What the task asks — Take the material and output all of it exactly.

Data for processing —
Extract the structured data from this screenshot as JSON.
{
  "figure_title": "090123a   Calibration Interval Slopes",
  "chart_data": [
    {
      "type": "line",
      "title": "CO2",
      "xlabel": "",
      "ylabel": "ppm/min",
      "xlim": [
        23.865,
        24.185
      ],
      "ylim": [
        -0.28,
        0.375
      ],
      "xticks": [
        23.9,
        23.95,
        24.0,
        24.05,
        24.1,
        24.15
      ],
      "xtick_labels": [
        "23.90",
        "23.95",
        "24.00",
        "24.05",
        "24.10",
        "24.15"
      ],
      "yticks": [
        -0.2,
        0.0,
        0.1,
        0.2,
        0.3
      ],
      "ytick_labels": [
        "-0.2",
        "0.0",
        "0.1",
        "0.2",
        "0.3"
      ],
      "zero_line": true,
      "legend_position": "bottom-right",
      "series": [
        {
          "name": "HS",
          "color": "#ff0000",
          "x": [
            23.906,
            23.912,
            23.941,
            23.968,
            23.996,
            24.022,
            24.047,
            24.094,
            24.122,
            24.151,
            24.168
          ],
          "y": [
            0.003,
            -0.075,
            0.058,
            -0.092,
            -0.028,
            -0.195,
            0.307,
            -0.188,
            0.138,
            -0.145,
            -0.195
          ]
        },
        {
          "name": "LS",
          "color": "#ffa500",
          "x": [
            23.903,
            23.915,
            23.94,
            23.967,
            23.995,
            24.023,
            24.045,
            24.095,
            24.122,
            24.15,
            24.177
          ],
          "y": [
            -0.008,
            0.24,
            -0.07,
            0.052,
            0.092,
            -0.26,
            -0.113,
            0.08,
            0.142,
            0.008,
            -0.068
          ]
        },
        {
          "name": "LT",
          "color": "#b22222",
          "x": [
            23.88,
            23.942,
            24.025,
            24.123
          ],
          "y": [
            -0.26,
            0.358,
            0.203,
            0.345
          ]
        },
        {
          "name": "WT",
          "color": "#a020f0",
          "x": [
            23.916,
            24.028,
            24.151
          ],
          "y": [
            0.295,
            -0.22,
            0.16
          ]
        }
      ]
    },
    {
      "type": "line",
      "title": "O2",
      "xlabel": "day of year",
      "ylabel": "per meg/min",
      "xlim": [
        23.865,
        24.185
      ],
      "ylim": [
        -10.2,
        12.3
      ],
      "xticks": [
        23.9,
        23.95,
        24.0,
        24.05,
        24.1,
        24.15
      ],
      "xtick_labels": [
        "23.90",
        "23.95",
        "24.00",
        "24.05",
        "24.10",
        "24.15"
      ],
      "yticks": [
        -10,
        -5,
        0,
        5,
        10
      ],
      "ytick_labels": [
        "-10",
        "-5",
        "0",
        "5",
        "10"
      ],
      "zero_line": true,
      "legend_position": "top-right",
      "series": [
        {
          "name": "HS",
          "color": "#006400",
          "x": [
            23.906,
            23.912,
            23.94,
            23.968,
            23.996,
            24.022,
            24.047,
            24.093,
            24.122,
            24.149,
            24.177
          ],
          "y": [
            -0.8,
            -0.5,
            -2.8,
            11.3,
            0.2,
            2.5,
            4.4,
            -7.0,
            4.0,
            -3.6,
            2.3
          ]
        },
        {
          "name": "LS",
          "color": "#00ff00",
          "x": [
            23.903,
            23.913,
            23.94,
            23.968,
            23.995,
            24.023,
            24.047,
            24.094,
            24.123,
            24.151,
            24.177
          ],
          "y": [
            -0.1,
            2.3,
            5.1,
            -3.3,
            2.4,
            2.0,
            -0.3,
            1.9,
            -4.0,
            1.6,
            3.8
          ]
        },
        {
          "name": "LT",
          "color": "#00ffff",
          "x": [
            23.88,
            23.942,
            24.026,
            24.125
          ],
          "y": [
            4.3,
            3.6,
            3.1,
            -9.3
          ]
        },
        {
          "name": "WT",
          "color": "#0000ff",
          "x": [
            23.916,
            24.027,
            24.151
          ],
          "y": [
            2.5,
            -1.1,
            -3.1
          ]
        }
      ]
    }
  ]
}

Reply —
Extract the structured data from this screenshot as JSON.
{
  "figure_title": "090123a   Calibration Interval Slopes",
  "chart_data": [
    {
      "type": "line",
      "title": "CO2",
      "xlabel": "",
      "ylabel": "ppm/min",
      "xlim": [
        23.865,
        24.185
      ],
      "ylim": [
        -0.28,
        0.375
      ],
      "xticks": [
        23.9,
        23.95,
        24.0,
        24.05,
        24.1,
        24.15
      ],
      "xtick_labels": [
        "23.90",
        "23.95",
        "24.00",
        "24.05",
        "24.10",
        "24.15"
      ],
      "yticks": [
        -0.2,
        0.0,
        0.1,
        0.2,
        0.3
      ],
      "ytick_labels": [
        "-0.2",
        "0.0",
        "0.1",
        "0.2",
        "0.3"
      ],
      "zero_line": true,
      "legend_position": "bottom-right",
      "series": [
        {
          "name": "HS",
          "color": "#ff0000",
          "x": [
            23.906,
            23.912,
            23.941,
            23.968,
            23.996,
            24.022,
            24.047,
            24.094,
            24.122,
            24.151,
            24.168
          ],
          "y": [
            0.003,
            -0.075,
            0.058,
            -0.092,
            -0.028,
            -0.195,
            0.307,
            -0.188,
            0.138,
            -0.145,
            -0.195
          ]
        },
        {
          "name": "LS",
          "color": "#ffa500",
          "x": [
            23.903,
            23.915,
            23.94,
            23.967,
            23.995,
            24.023,
            24.045,
            24.095,
            24.122,
            24.15,
            24.177
          ],
          "y": [
            -0.008,
            0.24,
            -0.07,
            0.052,
            0.092,
            -0.26,
            -0.113,
            0.08,
            0.142,
            0.008,
            -0.068
          ]
        },
        {
          "name": "LT",
          "color": "#b22222",
          "x": [
            23.88,
            23.942,
            24.025,
            24.123
          ],
          "y": [
            -0.26,
            0.358,
            0.203,
            0.345
          ]
        },
        {
          "name": "WT",
          "color": "#a020f0",
          "x": [
            23.916,
            24.028,
            24.151
          ],
          "y": [
            0.295,
            -0.22,
            0.16
          ]
        }
      ]
    },
    {
      "type": "line",
      "title": "O2",
      "xlabel": "day of year",
      "ylabel": "per meg/min",
      "xlim": [
        23.865,
        24.185
      ],
      "ylim": [
        -10.2,
        12.3
      ],
      "xticks": [
        23.9,
        23.95,
        24.0,
        24.05,
        24.1,
        24.15
      ],
      "xtick_labels": [
        "23.90",
        "23.95",
        "24.00",
        "24.05",
        "24.10",
        "24.15"
      ],
      "yticks": [
        -10,
        -5,
        0,
        5,
        10
      ],
      "ytick_labels": [
        "-10",
        "-5",
        "0",
        "5",
        "10"
      ],
      "zero_line": true,
      "legend_position": "top-right",
      "series": [
        {
          "name": "HS",
          "color": "#006400",
          "x": [
            23.906,
            23.912,
            23.94,
            23.968,
            23.996,
            24.022,
            24.047,
            24.093,
            24.122,
            24.149,
            24.177
          ],
          "y": [
            -0.8,
            -0.5,
            -2.8,
            11.3,
            0.2,
            2.5,
            4.4,
            -7.0,
            4.0,
            -3.6,
            2.3
          ]
        },
        {
          "name": "LS",
          "color": "#00ff00",
          "x": [
            23.903,
            23.913,
            23.94,
            23.968,
            23.995,
            24.023,
            24.047,
            24.094,
            24.123,
            24.151,
            24.177
          ],
          "y": [
            -0.1,
            2.3,
            5.1,
            -3.3,
            2.4,
            2.0,
            -0.3,
            1.9,
            -4.0,
            1.6,
            3.8
          ]
        },
        {
          "name": "LT",
          "color": "#00ffff",
          "x": [
            23.88,
            23.942,
            24.026,
            24.125
          ],
          "y": [
            4.3,
            3.6,
            3.1,
            -9.3
          ]
        },
        {
          "name": "WT",
          "color": "#0000ff",
          "x": [
            23.916,
            24.027,
            24.151
          ],
          "y": [
            2.5,
            -1.1,
            -3.1
          ]
        }
      ]
    }
  ]
}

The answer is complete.